§ **What you have to do**
In the data below, find every line that has the string "JSON", and copy it.

§ **Records provided**
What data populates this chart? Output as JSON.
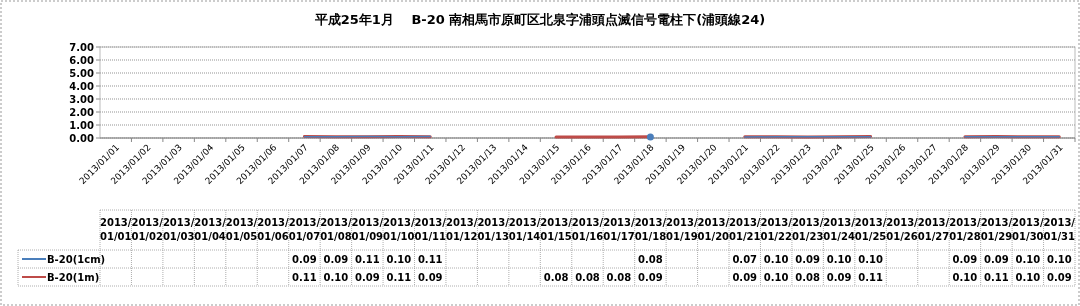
{
  "chart_data": {
    "type": "line",
    "title": "平成25年1月　 B-20 南相馬市原町区北泉字浦頭点滅信号電柱下(浦頭線24)",
    "categories": [
      "2013/01/01",
      "2013/01/02",
      "2013/01/03",
      "2013/01/04",
      "2013/01/05",
      "2013/01/06",
      "2013/01/07",
      "2013/01/08",
      "2013/01/09",
      "2013/01/10",
      "2013/01/11",
      "2013/01/12",
      "2013/01/13",
      "2013/01/14",
      "2013/01/15",
      "2013/01/16",
      "2013/01/17",
      "2013/01/18",
      "2013/01/19",
      "2013/01/20",
      "2013/01/21",
      "2013/01/22",
      "2013/01/23",
      "2013/01/24",
      "2013/01/25",
      "2013/01/26",
      "2013/01/27",
      "2013/01/28",
      "2013/01/29",
      "2013/01/30",
      "2013/01/31"
    ],
    "series": [
      {
        "name": "B-20(1cm)",
        "color": "#4a7ebb",
        "values": [
          null,
          null,
          null,
          null,
          null,
          null,
          0.09,
          0.09,
          0.11,
          0.1,
          0.11,
          null,
          null,
          null,
          null,
          null,
          null,
          0.08,
          null,
          null,
          0.07,
          0.1,
          0.09,
          0.1,
          0.1,
          null,
          null,
          0.09,
          0.09,
          0.1,
          0.1
        ],
        "value_labels": [
          null,
          null,
          null,
          null,
          null,
          null,
          "0.09",
          "0.09",
          "0.11",
          "0.10",
          "0.11",
          null,
          null,
          null,
          null,
          null,
          null,
          "0.08",
          null,
          null,
          "0.07",
          "0.10",
          "0.09",
          "0.10",
          "0.10",
          null,
          null,
          "0.09",
          "0.09",
          "0.10",
          "0.10"
        ]
      },
      {
        "name": "B-20(1m)",
        "color": "#be4b48",
        "values": [
          null,
          null,
          null,
          null,
          null,
          null,
          0.11,
          0.1,
          0.09,
          0.11,
          0.09,
          null,
          null,
          null,
          0.08,
          0.08,
          0.08,
          0.09,
          null,
          null,
          0.09,
          0.1,
          0.08,
          0.09,
          0.11,
          null,
          null,
          0.1,
          0.11,
          0.1,
          0.09
        ],
        "value_labels": [
          null,
          null,
          null,
          null,
          null,
          null,
          "0.11",
          "0.10",
          "0.09",
          "0.11",
          "0.09",
          null,
          null,
          null,
          "0.08",
          "0.08",
          "0.08",
          "0.09",
          null,
          null,
          "0.09",
          "0.10",
          "0.08",
          "0.09",
          "0.11",
          null,
          null,
          "0.10",
          "0.11",
          "0.10",
          "0.09"
        ]
      }
    ],
    "ylim": [
      0,
      7
    ],
    "yticks": [
      {
        "value": 0,
        "label": "0.00"
      },
      {
        "value": 1,
        "label": "1.00"
      },
      {
        "value": 2,
        "label": "2.00"
      },
      {
        "value": 3,
        "label": "3.00"
      },
      {
        "value": 4,
        "label": "4.00"
      },
      {
        "value": 5,
        "label": "5.00"
      },
      {
        "value": 6,
        "label": "6.00"
      },
      {
        "value": 7,
        "label": "7.00"
      }
    ],
    "grid": "y",
    "legend": "bottom left",
    "marker": "none",
    "line_style": "solid"
  }
}
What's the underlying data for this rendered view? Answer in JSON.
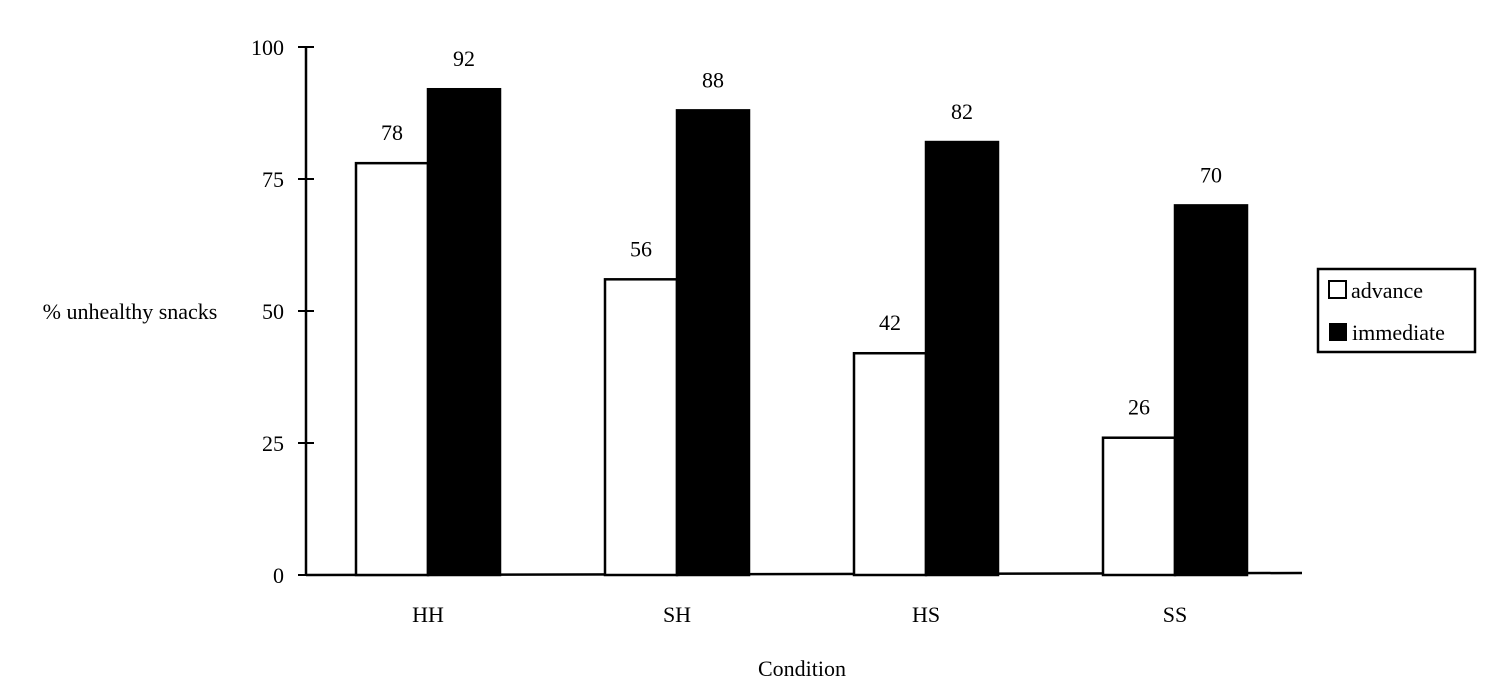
{
  "chart_data": {
    "type": "bar",
    "title": "",
    "xlabel": "Condition",
    "ylabel": "% unhealthy snacks",
    "categories": [
      "HH",
      "SH",
      "HS",
      "SS"
    ],
    "series": [
      {
        "name": "advance",
        "values": [
          78,
          56,
          42,
          26
        ],
        "color": "#ffffff"
      },
      {
        "name": "immediate",
        "values": [
          92,
          88,
          82,
          70
        ],
        "color": "#000000"
      }
    ],
    "ylim": [
      0,
      100
    ],
    "yticks": [
      "0",
      "25",
      "50",
      "75",
      "100"
    ],
    "grid": false,
    "legend": "right"
  }
}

§ **Exercise solution**
What data populates this chart? Output as JSON.
What's the underlying data for this rendered view? Answer in JSON.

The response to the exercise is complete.